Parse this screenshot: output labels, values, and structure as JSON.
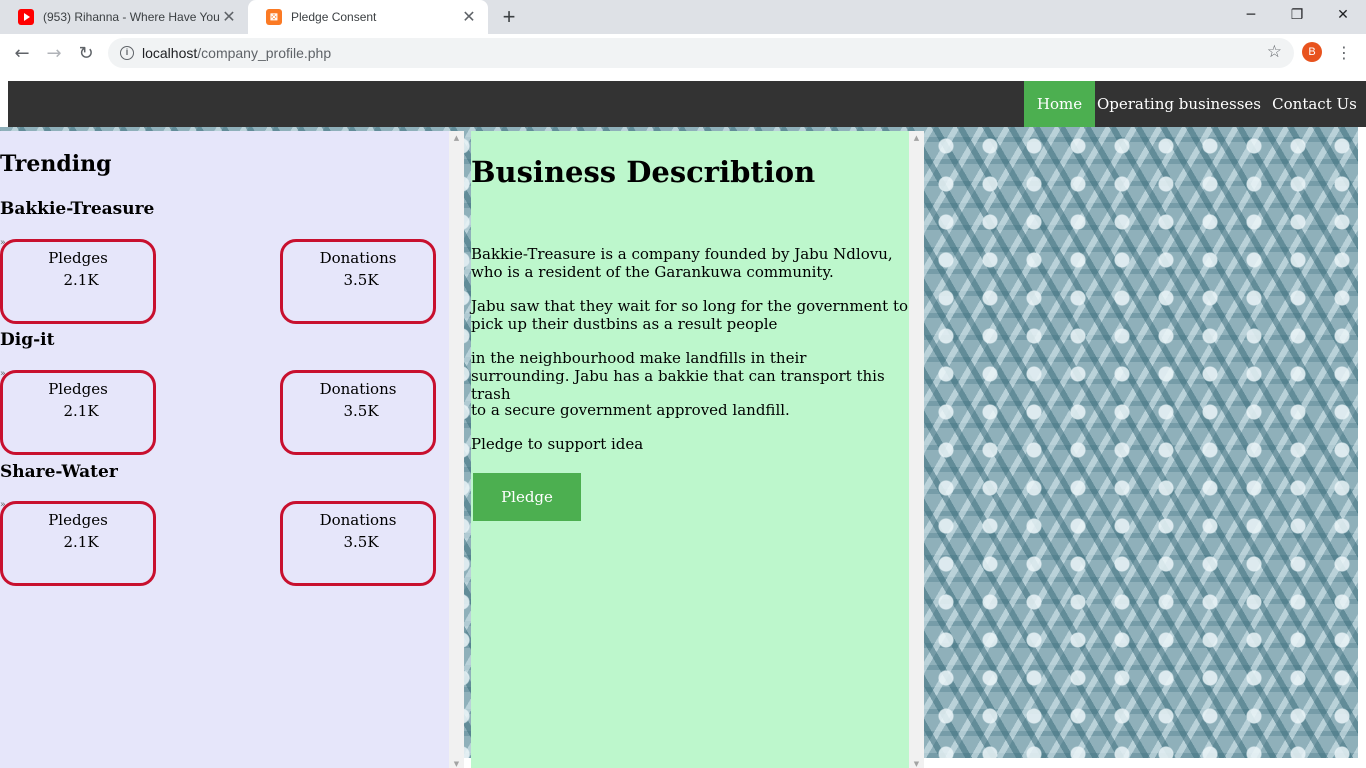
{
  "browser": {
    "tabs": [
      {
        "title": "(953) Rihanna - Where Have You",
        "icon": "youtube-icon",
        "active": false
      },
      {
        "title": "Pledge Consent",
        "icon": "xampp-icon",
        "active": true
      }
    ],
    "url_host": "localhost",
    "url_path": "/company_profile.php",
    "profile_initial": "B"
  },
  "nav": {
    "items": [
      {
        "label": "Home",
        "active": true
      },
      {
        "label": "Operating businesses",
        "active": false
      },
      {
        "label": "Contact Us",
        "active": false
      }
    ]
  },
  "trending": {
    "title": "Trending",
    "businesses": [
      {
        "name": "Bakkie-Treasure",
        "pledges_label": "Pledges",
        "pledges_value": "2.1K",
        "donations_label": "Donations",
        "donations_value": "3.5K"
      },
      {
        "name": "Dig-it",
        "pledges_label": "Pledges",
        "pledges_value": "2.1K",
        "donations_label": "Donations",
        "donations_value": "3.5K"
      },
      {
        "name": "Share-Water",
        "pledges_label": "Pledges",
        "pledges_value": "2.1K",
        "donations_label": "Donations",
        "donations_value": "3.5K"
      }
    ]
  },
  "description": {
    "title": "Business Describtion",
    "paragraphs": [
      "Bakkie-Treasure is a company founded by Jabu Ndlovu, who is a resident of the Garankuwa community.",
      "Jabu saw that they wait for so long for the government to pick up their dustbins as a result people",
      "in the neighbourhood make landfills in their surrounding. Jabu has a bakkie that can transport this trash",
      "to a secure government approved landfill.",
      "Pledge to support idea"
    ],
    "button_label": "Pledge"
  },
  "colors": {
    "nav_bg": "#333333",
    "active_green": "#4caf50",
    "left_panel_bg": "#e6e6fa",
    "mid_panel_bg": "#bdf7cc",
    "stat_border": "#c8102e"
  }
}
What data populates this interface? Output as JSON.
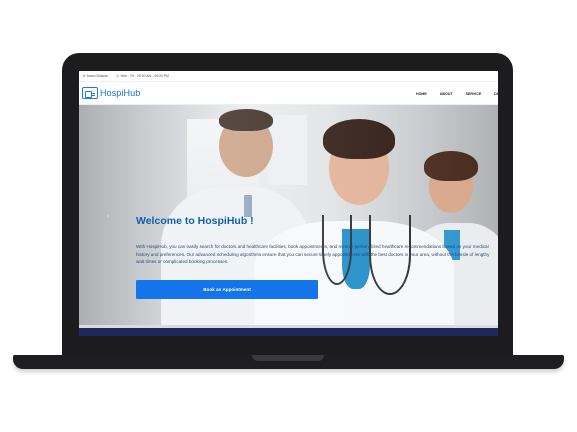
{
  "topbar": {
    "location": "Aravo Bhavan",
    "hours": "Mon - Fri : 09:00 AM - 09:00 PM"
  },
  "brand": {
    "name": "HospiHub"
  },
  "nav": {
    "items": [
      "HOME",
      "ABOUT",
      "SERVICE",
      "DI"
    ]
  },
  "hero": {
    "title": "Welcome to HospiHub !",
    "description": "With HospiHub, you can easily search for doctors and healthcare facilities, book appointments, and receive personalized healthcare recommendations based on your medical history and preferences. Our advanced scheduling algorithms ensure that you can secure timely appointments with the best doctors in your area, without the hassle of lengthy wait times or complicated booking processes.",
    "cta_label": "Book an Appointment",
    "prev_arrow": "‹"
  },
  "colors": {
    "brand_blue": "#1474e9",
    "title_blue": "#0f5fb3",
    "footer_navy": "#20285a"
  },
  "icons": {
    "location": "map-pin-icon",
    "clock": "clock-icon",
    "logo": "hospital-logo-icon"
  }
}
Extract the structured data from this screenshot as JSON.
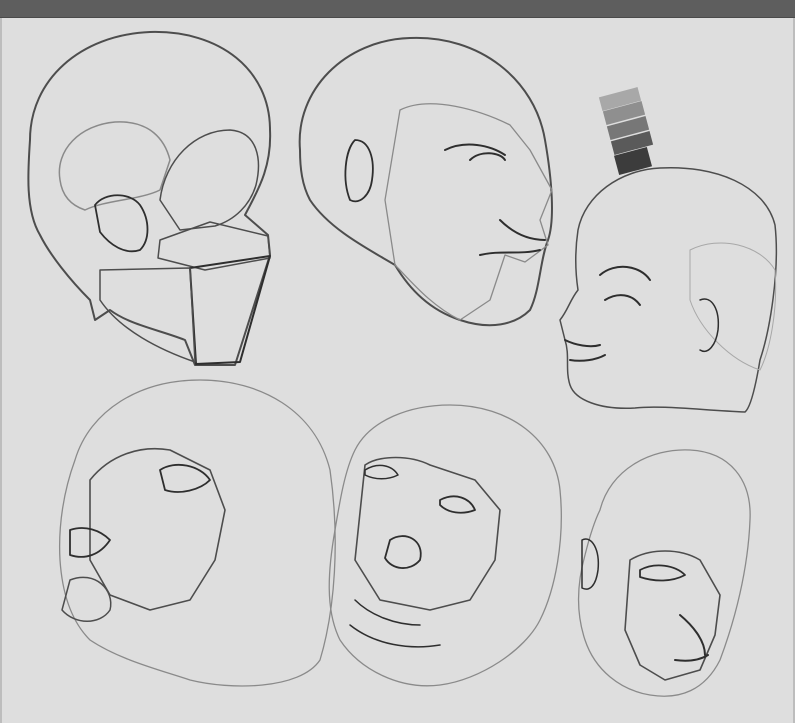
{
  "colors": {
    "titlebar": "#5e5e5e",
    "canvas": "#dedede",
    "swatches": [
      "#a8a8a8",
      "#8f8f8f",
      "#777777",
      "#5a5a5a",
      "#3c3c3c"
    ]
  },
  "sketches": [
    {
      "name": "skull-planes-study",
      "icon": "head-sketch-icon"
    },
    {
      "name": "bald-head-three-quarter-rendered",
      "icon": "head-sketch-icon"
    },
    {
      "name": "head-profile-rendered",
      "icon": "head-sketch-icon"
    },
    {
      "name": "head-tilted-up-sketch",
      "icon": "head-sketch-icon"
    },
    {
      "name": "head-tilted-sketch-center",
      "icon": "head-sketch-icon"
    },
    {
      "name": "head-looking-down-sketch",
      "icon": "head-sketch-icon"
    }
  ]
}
* * *
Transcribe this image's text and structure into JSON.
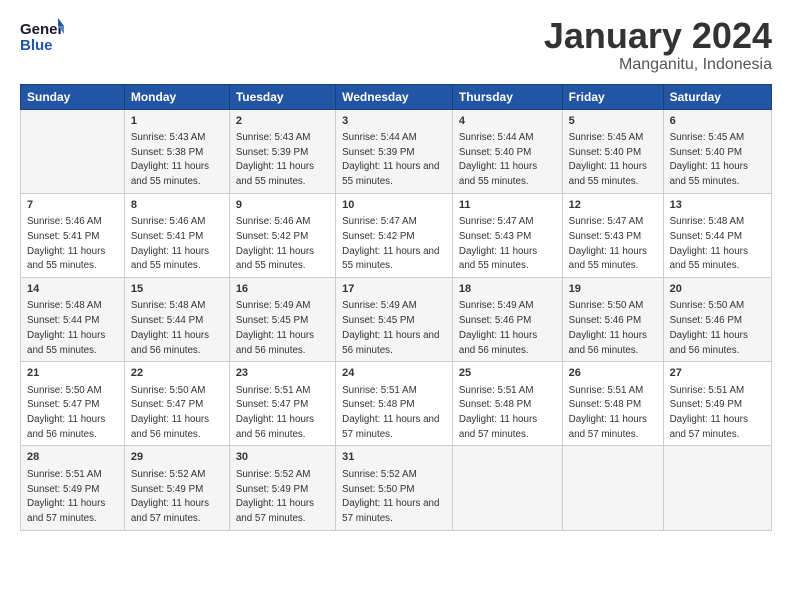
==
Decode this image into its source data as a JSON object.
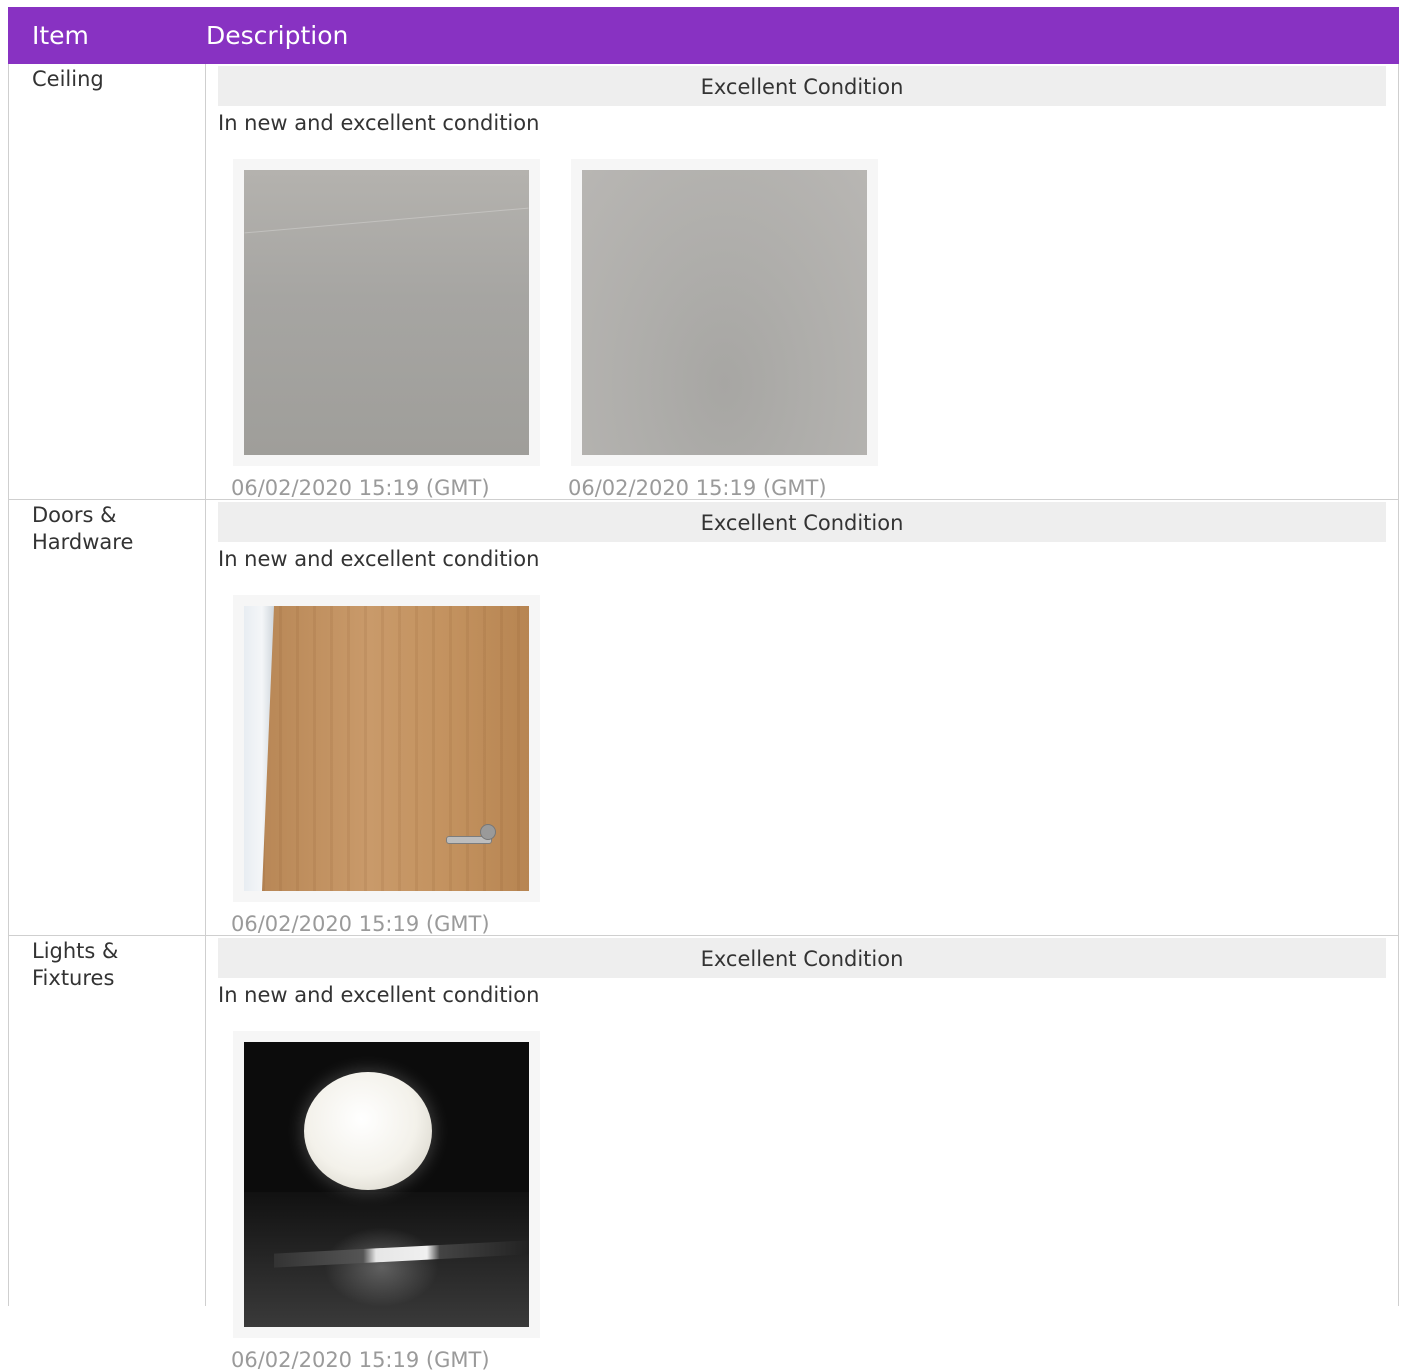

▸ **Task directions**
For each line in the data above that contains the string "image", extract the line.

▸ **Final result**
Transcribe this image's text and structure into JSON.
Decode this image into its source data as a JSON object.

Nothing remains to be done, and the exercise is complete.